» **Written request**: The entries below need to be written out exactly, with no pictures included.

» **A block of data**:
○ ○ ○ ○

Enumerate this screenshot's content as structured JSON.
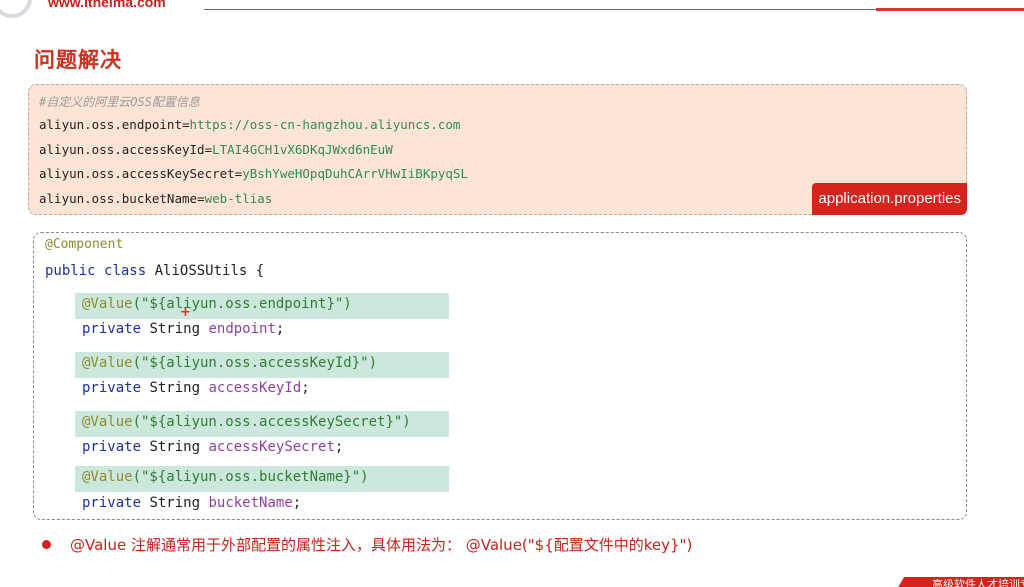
{
  "header": {
    "site_url": "www.itheima.com"
  },
  "page_title": "问题解决",
  "properties": {
    "comment": "#自定义的阿里云OSS配置信息",
    "entries": [
      {
        "key": "aliyun.oss.endpoint",
        "value": "https://oss-cn-hangzhou.aliyuncs.com"
      },
      {
        "key": "aliyun.oss.accessKeyId",
        "value": "LTAI4GCH1vX6DKqJWxd6nEuW"
      },
      {
        "key": "aliyun.oss.accessKeySecret",
        "value": "yBshYweHOpqDuhCArrVHwIiBKpyqSL"
      },
      {
        "key": "aliyun.oss.bucketName",
        "value": "web-tlias"
      }
    ],
    "file_label": "application.properties"
  },
  "code": {
    "class_annotation": "@Component",
    "class_decl_kw1": "public",
    "class_decl_kw2": "class",
    "class_name": "AliOSSUtils {",
    "fields": [
      {
        "annotation": "@Value",
        "key_string": "(\"${aliyun.oss.endpoint}\")",
        "modifier": "private",
        "type": "String",
        "name": "endpoint",
        "end": ";"
      },
      {
        "annotation": "@Value",
        "key_string": "(\"${aliyun.oss.accessKeyId}\")",
        "modifier": "private",
        "type": "String",
        "name": "accessKeyId",
        "end": ";"
      },
      {
        "annotation": "@Value",
        "key_string": "(\"${aliyun.oss.accessKeySecret}\")",
        "modifier": "private",
        "type": "String",
        "name": "accessKeySecret",
        "end": ";"
      },
      {
        "annotation": "@Value",
        "key_string": "(\"${aliyun.oss.bucketName}\")",
        "modifier": "private",
        "type": "String",
        "name": "bucketName",
        "end": ";"
      }
    ]
  },
  "note": "@Value 注解通常用于外部配置的属性注入，具体用法为： @Value(\"${配置文件中的key}\")",
  "bottom_tab": "高级软件人才培训专家",
  "colors": {
    "accent_red": "#d8231d",
    "props_bg": "#fde4d5",
    "annotation_highlight": "#cce8dc"
  }
}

○ ○ ○ ○

» **Response for this exercise**:
Enumerate this screenshot's content as structured JSON.
{
  "header": {
    "site_url": "www.itheima.com"
  },
  "page_title": "问题解决",
  "properties": {
    "comment": "#自定义的阿里云OSS配置信息",
    "entries": [
      {
        "key": "aliyun.oss.endpoint",
        "value": "https://oss-cn-hangzhou.aliyuncs.com"
      },
      {
        "key": "aliyun.oss.accessKeyId",
        "value": "LTAI4GCH1vX6DKqJWxd6nEuW"
      },
      {
        "key": "aliyun.oss.accessKeySecret",
        "value": "yBshYweHOpqDuhCArrVHwIiBKpyqSL"
      },
      {
        "key": "aliyun.oss.bucketName",
        "value": "web-tlias"
      }
    ],
    "file_label": "application.properties"
  },
  "code": {
    "class_annotation": "@Component",
    "class_decl_kw1": "public",
    "class_decl_kw2": "class",
    "class_name": "AliOSSUtils {",
    "fields": [
      {
        "annotation": "@Value",
        "key_string": "(\"${aliyun.oss.endpoint}\")",
        "modifier": "private",
        "type": "String",
        "name": "endpoint",
        "end": ";"
      },
      {
        "annotation": "@Value",
        "key_string": "(\"${aliyun.oss.accessKeyId}\")",
        "modifier": "private",
        "type": "String",
        "name": "accessKeyId",
        "end": ";"
      },
      {
        "annotation": "@Value",
        "key_string": "(\"${aliyun.oss.accessKeySecret}\")",
        "modifier": "private",
        "type": "String",
        "name": "accessKeySecret",
        "end": ";"
      },
      {
        "annotation": "@Value",
        "key_string": "(\"${aliyun.oss.bucketName}\")",
        "modifier": "private",
        "type": "String",
        "name": "bucketName",
        "end": ";"
      }
    ]
  },
  "note": "@Value 注解通常用于外部配置的属性注入，具体用法为： @Value(\"${配置文件中的key}\")",
  "bottom_tab": "高级软件人才培训专家",
  "colors": {
    "accent_red": "#d8231d",
    "props_bg": "#fde4d5",
    "annotation_highlight": "#cce8dc"
  }
}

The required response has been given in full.